• [WRITTEN TASK]:
Look over the lines below. Report each one that includes the string "Explore".
=== EXTRACTED INFORMATION ===
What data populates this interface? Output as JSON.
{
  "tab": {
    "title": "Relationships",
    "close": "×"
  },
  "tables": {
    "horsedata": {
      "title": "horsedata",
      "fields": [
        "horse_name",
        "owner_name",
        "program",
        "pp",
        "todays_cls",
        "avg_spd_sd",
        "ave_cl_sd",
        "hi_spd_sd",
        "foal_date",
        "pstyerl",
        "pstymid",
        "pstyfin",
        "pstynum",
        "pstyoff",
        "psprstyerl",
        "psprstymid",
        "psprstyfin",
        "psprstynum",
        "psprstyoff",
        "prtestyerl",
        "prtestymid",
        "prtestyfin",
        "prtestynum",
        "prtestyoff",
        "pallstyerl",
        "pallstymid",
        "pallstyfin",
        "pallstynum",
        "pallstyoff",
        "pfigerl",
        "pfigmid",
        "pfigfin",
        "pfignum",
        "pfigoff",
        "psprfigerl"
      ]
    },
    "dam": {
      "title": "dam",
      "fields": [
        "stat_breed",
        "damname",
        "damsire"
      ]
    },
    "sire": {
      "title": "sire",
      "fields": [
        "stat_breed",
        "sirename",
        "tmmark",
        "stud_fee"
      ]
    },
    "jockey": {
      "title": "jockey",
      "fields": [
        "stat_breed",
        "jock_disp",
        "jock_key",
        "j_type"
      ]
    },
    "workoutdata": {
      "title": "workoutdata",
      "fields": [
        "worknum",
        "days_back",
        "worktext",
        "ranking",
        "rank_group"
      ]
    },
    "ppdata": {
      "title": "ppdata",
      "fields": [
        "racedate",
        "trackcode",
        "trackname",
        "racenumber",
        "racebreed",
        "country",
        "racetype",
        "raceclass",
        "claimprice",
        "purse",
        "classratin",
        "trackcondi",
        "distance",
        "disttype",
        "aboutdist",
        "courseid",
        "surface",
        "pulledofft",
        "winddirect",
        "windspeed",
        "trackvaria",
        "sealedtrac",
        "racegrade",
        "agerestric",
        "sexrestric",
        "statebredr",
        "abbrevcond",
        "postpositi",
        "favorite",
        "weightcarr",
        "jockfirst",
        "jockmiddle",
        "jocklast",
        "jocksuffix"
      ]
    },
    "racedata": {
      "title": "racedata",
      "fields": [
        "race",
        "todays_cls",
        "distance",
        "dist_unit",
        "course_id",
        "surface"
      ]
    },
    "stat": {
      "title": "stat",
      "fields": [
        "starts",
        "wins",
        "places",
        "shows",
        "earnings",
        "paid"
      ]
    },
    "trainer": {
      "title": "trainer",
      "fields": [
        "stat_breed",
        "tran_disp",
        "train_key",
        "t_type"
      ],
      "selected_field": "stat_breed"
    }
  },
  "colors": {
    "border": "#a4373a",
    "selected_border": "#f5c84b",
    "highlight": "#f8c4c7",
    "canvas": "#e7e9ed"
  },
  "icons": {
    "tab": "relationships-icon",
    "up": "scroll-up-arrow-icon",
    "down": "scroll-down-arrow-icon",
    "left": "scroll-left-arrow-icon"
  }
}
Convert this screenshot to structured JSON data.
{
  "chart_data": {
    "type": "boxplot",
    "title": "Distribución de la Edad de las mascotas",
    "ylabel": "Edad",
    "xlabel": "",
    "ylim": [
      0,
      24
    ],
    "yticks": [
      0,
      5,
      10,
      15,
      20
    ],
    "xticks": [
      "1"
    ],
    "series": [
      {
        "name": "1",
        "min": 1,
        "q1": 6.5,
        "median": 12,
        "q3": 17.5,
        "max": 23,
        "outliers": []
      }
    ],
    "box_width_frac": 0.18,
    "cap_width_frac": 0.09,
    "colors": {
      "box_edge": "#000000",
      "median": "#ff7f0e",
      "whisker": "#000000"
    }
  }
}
===
=== EXTRACTED INFORMATION ===
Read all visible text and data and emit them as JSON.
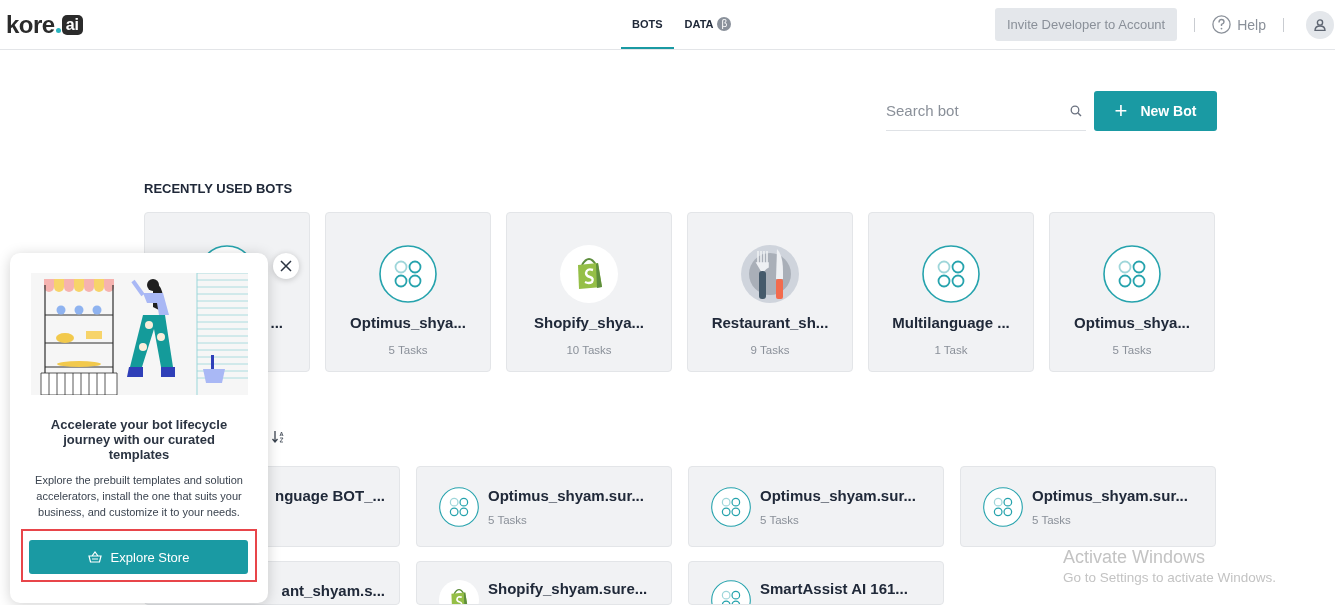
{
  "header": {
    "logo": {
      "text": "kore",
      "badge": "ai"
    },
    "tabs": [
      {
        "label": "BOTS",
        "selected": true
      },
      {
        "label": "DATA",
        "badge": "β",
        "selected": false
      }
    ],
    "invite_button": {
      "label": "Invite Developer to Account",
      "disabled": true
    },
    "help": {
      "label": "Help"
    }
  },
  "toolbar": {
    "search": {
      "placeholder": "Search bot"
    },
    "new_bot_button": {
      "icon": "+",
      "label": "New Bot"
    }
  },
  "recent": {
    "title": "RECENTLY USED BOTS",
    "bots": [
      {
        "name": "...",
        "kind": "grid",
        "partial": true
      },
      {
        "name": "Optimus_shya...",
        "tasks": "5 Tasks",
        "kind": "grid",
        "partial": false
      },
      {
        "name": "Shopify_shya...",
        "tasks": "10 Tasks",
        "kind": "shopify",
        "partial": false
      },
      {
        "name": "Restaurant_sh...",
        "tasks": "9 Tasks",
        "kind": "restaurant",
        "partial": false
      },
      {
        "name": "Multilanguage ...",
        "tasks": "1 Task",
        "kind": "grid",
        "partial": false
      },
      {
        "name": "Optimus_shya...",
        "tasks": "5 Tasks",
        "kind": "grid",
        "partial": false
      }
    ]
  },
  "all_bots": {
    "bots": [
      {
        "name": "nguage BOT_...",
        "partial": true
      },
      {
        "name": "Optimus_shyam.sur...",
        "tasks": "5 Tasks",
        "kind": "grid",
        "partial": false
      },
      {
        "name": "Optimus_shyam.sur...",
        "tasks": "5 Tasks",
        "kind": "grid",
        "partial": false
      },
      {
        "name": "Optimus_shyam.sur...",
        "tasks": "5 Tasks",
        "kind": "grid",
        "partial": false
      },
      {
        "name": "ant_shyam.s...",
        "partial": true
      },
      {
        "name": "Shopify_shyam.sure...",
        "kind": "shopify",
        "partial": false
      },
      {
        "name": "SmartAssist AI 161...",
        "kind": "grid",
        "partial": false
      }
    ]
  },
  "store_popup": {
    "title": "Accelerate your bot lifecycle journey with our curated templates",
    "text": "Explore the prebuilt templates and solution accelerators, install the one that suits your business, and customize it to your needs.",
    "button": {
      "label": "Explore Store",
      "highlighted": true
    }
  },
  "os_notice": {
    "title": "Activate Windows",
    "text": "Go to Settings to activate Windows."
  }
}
===
=== EXTRACTED INFORMATION ===
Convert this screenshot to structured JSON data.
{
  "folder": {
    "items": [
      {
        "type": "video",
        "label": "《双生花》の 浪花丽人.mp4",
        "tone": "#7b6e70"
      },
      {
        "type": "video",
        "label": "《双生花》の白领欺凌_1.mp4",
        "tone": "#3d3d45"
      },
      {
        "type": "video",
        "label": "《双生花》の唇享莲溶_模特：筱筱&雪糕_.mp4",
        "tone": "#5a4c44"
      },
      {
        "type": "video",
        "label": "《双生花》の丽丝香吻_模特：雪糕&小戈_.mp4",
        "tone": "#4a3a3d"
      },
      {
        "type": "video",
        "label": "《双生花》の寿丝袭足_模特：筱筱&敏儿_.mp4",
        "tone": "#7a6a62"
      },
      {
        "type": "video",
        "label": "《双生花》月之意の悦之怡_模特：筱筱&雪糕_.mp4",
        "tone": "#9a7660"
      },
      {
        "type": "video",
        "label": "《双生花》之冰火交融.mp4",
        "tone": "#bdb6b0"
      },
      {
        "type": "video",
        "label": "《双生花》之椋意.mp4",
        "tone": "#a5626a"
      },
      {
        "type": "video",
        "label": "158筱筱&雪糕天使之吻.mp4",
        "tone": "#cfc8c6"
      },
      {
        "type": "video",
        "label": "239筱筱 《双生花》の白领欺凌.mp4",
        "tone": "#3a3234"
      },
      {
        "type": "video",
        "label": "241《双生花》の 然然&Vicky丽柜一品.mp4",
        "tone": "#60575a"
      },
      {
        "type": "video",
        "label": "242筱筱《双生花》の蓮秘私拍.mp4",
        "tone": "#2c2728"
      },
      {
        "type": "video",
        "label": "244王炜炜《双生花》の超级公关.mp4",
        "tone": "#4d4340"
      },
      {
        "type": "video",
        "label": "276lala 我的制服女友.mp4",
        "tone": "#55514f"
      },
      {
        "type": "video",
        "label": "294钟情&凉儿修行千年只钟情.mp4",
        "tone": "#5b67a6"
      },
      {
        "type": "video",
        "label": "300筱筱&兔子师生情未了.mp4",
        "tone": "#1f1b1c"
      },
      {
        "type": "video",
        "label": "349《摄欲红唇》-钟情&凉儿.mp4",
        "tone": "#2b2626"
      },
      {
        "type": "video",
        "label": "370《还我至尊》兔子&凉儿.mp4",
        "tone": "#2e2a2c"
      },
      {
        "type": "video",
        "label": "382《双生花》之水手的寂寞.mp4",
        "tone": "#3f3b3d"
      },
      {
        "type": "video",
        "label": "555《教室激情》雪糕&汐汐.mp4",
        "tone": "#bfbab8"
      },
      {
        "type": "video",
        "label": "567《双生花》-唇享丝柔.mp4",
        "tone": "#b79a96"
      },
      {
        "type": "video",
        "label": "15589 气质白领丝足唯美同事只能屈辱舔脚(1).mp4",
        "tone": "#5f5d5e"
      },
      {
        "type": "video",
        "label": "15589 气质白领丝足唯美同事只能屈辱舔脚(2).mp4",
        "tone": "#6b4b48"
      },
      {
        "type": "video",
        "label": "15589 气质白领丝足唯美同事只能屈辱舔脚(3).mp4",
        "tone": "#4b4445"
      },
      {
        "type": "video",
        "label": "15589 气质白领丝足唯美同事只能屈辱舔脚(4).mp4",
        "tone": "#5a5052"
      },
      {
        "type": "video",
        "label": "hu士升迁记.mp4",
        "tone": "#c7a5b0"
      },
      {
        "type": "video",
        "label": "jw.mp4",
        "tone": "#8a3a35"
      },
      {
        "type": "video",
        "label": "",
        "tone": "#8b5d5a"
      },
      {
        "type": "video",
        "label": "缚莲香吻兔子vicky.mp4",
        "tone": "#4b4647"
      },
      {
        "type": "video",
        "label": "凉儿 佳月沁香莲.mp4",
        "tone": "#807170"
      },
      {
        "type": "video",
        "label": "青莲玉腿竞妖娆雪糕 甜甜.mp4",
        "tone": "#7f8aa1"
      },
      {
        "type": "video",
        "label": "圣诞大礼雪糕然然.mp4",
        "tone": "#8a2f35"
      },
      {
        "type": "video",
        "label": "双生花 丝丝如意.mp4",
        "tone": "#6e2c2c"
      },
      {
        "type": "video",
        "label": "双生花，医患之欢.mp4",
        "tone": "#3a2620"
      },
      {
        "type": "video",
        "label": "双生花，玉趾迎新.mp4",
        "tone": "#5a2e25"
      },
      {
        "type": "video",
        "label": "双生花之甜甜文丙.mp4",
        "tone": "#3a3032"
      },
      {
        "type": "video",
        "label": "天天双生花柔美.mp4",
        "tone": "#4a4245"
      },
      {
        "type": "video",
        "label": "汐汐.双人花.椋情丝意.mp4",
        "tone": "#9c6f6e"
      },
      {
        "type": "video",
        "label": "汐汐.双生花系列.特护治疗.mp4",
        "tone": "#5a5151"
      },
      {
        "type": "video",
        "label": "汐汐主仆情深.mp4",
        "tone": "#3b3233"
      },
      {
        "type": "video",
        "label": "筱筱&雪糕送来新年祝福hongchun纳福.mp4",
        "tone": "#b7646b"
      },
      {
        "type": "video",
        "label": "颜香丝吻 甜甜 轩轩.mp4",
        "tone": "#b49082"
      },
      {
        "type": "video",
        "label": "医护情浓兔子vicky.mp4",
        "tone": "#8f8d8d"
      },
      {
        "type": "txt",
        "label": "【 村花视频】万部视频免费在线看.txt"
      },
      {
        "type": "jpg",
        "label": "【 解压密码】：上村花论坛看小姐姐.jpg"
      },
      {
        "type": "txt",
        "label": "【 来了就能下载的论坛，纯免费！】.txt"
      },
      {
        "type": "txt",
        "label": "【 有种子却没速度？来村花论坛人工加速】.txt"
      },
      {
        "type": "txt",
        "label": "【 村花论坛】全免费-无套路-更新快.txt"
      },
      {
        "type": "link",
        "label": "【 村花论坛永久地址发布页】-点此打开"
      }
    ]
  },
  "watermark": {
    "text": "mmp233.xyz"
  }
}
===
• [THE OUTPUT]:
    "text": "Explore the prebuilt templates and solution accelerators, install the one that suits your business, and customize it to your needs.",
      "label": "Explore Store",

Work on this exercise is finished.